■ Request: List all lines in the material below that contain "train".
==== Data to use
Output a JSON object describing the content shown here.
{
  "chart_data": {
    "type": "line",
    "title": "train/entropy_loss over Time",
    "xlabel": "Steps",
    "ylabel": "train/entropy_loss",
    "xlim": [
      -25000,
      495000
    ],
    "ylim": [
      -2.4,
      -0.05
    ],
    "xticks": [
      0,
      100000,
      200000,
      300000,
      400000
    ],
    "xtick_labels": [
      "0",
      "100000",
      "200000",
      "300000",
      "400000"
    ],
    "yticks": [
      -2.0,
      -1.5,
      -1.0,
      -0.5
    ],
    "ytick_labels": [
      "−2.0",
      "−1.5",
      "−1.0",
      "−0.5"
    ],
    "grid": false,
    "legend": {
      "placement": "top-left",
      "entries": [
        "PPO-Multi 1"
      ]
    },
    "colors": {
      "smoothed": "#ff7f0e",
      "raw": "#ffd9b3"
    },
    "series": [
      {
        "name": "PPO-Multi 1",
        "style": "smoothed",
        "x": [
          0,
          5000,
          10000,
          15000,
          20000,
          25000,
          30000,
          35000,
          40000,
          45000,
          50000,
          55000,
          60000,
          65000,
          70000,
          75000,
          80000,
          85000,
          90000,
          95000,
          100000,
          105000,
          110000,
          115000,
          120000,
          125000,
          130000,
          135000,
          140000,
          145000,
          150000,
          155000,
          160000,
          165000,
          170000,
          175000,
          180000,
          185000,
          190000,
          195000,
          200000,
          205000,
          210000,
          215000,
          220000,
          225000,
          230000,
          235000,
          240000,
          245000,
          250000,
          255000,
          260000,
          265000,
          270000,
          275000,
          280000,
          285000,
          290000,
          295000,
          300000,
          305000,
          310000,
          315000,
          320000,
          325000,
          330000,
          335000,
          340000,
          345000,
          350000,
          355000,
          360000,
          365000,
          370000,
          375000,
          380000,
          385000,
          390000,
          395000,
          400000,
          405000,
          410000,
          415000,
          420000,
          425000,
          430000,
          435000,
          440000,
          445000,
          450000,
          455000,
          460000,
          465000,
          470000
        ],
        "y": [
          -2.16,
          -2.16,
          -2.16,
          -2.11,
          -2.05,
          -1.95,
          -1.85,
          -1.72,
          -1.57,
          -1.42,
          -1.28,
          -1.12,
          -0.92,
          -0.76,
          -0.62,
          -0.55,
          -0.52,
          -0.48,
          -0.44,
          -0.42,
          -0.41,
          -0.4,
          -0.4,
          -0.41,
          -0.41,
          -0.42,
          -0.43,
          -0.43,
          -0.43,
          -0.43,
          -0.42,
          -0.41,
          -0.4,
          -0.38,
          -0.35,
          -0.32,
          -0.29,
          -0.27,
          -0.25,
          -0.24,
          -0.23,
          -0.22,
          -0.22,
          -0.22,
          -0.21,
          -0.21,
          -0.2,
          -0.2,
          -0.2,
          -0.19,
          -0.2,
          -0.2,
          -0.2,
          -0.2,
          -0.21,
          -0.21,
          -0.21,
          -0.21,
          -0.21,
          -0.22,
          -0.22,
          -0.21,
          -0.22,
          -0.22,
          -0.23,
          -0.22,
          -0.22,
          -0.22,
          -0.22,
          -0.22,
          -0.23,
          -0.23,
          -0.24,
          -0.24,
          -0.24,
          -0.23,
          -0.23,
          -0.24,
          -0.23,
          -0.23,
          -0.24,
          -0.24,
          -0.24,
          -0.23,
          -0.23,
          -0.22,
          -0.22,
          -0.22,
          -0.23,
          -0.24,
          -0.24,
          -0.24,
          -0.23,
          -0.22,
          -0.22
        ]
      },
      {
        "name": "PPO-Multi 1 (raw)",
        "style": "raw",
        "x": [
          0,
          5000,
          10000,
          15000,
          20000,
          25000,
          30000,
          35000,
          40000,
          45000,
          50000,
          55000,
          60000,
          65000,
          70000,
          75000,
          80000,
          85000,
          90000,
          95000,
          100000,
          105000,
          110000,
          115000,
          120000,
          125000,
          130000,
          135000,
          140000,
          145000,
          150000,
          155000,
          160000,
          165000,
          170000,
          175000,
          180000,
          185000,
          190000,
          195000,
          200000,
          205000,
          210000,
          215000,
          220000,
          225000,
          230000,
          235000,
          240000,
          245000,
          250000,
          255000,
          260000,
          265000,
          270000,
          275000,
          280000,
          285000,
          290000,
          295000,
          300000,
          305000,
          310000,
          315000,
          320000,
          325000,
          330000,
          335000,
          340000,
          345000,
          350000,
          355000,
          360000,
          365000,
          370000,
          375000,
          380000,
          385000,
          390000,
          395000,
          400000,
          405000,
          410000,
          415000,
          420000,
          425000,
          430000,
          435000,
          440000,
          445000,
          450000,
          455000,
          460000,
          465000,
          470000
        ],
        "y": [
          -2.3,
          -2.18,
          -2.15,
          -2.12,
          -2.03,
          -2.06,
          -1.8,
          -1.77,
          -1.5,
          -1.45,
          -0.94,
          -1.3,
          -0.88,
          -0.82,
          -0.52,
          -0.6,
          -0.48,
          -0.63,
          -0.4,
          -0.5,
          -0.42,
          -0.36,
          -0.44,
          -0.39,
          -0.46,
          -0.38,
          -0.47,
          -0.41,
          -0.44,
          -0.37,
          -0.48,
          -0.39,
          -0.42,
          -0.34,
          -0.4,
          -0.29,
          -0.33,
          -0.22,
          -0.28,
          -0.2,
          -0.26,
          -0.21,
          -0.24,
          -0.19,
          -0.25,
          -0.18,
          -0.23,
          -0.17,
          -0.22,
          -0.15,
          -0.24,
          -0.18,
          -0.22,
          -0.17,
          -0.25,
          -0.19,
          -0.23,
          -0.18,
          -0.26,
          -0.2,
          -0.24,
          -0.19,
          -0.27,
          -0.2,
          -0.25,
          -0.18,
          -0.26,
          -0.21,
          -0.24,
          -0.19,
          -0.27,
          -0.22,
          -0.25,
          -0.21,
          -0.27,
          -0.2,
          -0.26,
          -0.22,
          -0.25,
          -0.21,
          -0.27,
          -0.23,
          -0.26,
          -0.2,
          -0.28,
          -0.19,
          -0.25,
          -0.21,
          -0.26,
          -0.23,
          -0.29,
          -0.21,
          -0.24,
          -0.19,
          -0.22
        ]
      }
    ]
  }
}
========
■ Answer to the task:
    "title": "train/entropy_loss over Time",
    "ylabel": "train/entropy_loss",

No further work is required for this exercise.